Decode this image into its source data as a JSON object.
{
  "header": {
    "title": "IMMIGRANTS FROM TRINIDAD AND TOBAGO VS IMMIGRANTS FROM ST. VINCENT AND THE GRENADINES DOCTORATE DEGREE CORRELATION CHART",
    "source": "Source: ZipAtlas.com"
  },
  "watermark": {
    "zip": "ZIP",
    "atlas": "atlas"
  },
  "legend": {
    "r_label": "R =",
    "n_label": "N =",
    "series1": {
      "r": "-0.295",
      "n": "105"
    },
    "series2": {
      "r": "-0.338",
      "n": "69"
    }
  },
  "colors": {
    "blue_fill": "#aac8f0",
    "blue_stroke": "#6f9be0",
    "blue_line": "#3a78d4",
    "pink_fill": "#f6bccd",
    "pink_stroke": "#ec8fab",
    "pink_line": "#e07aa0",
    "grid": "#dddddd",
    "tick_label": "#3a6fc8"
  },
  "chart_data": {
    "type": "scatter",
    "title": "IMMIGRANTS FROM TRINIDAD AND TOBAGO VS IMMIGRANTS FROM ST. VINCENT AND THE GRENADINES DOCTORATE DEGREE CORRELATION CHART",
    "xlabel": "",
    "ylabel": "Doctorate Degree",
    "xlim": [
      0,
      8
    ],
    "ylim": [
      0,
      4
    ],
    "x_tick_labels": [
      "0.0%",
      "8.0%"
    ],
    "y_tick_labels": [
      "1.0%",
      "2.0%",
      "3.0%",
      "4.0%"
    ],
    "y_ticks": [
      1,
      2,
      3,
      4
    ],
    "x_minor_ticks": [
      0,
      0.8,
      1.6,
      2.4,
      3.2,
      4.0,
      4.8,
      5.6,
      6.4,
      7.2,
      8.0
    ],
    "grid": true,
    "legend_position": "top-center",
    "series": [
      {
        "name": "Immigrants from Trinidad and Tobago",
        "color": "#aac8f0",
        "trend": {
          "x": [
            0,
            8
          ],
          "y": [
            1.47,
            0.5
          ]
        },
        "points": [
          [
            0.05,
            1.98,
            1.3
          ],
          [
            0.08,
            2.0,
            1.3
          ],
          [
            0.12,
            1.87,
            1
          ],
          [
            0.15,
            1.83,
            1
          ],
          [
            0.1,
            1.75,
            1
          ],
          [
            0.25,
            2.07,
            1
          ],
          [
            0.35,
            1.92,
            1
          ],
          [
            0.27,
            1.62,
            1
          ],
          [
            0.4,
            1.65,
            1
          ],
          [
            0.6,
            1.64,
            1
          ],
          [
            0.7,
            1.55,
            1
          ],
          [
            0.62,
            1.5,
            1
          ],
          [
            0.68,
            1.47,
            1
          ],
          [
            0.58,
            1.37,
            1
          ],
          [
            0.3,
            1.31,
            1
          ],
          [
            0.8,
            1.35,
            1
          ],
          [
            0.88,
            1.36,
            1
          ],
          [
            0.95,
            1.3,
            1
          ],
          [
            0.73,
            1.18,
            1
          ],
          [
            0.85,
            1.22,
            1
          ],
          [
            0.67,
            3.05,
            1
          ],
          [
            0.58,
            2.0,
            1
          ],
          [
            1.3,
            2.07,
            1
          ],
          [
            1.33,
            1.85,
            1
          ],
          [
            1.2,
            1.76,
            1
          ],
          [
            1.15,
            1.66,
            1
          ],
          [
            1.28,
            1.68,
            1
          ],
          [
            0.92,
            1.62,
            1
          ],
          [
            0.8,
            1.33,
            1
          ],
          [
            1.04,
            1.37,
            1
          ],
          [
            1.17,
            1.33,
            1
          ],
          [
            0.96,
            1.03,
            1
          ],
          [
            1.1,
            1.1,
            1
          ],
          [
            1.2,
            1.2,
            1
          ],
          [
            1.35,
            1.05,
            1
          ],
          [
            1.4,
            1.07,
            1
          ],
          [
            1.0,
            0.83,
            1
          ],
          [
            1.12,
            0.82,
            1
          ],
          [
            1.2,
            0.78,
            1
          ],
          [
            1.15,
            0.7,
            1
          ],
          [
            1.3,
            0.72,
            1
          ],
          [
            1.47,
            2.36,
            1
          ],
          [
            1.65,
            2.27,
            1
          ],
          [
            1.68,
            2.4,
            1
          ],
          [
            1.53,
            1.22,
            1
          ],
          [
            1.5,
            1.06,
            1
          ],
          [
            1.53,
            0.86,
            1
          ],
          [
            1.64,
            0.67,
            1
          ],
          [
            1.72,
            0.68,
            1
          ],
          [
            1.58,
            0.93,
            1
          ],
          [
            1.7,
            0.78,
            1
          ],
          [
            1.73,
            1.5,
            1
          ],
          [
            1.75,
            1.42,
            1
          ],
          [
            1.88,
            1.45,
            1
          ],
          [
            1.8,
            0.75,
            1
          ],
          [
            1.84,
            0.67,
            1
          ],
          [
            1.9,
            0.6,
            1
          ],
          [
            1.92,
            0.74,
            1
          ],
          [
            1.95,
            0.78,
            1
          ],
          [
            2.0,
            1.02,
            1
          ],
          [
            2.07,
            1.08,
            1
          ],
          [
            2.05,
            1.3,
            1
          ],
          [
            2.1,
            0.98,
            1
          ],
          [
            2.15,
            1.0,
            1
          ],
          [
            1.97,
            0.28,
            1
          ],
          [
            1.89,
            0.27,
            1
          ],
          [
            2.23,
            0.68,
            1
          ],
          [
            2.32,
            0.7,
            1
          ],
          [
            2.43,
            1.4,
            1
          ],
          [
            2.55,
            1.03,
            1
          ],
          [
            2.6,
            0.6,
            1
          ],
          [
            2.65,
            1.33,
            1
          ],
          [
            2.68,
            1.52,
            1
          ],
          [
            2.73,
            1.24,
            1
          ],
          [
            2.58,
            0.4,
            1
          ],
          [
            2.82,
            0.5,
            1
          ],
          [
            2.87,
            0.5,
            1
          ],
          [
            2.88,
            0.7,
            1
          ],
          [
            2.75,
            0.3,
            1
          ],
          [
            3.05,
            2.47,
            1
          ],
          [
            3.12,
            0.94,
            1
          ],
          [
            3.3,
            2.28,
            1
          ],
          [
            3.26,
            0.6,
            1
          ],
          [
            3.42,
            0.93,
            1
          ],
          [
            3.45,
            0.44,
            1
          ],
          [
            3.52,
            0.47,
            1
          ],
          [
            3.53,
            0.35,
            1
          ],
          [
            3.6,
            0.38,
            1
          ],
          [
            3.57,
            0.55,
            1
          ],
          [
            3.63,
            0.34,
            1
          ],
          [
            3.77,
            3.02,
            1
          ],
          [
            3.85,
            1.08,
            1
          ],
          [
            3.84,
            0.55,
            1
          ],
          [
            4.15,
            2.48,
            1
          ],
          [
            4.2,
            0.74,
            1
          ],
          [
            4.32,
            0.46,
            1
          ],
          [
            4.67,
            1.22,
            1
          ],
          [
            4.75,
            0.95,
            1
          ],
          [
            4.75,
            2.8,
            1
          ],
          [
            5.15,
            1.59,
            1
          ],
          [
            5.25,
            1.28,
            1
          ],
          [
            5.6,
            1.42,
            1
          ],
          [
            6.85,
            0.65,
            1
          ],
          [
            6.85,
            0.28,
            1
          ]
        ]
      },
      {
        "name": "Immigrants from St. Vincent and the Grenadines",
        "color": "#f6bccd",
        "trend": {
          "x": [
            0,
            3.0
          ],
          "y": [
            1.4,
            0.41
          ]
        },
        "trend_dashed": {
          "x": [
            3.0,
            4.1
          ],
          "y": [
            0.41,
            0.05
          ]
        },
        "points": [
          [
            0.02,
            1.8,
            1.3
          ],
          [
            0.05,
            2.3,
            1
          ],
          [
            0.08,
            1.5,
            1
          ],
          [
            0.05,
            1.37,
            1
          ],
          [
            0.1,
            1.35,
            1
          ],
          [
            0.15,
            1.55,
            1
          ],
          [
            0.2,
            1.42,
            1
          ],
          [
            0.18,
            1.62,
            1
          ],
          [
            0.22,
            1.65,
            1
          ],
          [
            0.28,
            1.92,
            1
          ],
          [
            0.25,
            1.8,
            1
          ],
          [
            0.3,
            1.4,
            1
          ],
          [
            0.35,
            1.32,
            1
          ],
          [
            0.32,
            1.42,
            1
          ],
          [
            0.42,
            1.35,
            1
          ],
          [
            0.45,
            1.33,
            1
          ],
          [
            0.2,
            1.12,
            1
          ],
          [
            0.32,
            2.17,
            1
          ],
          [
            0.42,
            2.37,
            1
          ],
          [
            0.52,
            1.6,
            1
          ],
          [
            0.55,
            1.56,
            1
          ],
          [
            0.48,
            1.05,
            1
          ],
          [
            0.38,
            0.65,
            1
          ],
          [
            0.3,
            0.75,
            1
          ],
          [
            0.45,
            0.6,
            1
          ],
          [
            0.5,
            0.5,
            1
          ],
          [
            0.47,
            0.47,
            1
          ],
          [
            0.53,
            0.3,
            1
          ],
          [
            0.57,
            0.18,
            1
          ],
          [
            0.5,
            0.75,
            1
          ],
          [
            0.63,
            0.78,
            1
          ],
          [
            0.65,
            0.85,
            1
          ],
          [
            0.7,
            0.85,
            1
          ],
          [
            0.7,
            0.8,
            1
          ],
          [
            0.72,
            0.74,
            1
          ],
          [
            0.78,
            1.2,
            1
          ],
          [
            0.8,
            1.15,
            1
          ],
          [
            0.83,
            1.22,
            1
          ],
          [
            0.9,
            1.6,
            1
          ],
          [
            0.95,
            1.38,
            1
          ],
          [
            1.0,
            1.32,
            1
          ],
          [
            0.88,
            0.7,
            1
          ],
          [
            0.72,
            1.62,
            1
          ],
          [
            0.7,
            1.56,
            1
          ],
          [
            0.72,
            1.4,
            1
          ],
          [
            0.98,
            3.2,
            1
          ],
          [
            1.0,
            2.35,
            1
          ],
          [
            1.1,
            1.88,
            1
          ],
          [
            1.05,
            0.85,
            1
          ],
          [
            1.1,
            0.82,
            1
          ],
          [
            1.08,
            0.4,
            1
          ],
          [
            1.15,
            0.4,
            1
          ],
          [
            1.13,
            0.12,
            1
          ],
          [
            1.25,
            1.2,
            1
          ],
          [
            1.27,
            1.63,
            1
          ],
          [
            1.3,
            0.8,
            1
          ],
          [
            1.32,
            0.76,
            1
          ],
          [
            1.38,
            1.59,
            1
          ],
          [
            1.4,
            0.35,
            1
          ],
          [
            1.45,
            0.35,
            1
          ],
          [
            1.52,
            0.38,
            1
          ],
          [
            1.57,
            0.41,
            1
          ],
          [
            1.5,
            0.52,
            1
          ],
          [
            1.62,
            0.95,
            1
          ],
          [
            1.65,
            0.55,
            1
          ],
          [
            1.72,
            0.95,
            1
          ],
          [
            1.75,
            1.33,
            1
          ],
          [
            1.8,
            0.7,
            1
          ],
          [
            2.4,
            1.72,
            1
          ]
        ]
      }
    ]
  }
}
########
• **Exercise objective**: Copy every line of the listing that includes the string "source".

• **In response**:
Decode this image into its source data as a JSON object.
    "source": "Source: ZipAtlas.com"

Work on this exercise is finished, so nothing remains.